(What you are asked to do)
Set the following entries down again exactly, line by line.

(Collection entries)
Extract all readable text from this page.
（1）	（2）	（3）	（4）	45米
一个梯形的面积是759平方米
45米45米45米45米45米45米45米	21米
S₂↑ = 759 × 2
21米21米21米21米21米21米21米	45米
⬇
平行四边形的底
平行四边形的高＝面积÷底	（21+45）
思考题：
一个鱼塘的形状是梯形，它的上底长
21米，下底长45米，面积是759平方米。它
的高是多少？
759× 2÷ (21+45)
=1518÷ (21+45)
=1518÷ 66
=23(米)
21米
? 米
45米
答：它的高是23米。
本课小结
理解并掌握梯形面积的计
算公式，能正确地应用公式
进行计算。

(The reply)
Extract all readable text from this page.
（1）	（2）	（3）	（4）	45米
一个梯形的面积是759平方米
45米45米45米45米45米45米45米	21米
S₂↑ = 759 × 2
21米21米21米21米21米21米21米	45米
⬇
平行四边形的底
平行四边形的高＝面积÷底	（21+45）
思考题：
一个鱼塘的形状是梯形，它的上底长
21米，下底长45米，面积是759平方米。它
的高是多少？
759× 2÷ (21+45)
=1518÷ (21+45)
=1518÷ 66
=23(米)
21米
? 米
45米
答：它的高是23米。
本课小结
理解并掌握梯形面积的计
算公式，能正确地应用公式
进行计算。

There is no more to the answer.